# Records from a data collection
◇ ◇ ◇

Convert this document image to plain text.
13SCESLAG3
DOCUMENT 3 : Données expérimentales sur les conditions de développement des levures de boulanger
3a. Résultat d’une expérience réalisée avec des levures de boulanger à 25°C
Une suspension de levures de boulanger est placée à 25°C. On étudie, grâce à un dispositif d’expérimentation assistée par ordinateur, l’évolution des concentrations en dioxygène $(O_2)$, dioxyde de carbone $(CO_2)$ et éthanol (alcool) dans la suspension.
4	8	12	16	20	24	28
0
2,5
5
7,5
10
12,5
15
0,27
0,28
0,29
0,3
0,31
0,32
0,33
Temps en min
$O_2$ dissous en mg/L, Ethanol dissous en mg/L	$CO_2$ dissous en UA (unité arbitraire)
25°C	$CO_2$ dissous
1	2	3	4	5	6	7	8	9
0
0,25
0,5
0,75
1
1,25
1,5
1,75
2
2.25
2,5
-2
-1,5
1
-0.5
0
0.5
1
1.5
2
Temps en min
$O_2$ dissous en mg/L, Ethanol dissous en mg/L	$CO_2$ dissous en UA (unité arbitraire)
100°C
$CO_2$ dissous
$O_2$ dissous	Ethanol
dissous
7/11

◇ ◇ ◇

Restate the records, all of them, precisely as written.

# ANSWER TO THE PROBLEM
Convert this document image to plain text.
13SCESLAG3
DOCUMENT 3 : Données expérimentales sur les conditions de développement des levures de boulanger
3a. Résultat d’une expérience réalisée avec des levures de boulanger à 25°C
Une suspension de levures de boulanger est placée à 25°C. On étudie, grâce à un dispositif d’expérimentation assistée par ordinateur, l’évolution des concentrations en dioxygène $(O_2)$, dioxyde de carbone $(CO_2)$ et éthanol (alcool) dans la suspension.
4	8	12	16	20	24	28
0
2,5
5
7,5
10
12,5
15
0,27
0,28
0,29
0,3
0,31
0,32
0,33
Temps en min
$O_2$ dissous en mg/L, Ethanol dissous en mg/L	$CO_2$ dissous en UA (unité arbitraire)
25°C	$CO_2$ dissous
1	2	3	4	5	6	7	8	9
0
0,25
0,5
0,75
1
1,25
1,5
1,75
2
2.25
2,5
-2
-1,5
1
-0.5
0
0.5
1
1.5
2
Temps en min
$O_2$ dissous en mg/L, Ethanol dissous en mg/L	$CO_2$ dissous en UA (unité arbitraire)
100°C
$CO_2$ dissous
$O_2$ dissous	Ethanol
dissous
7/11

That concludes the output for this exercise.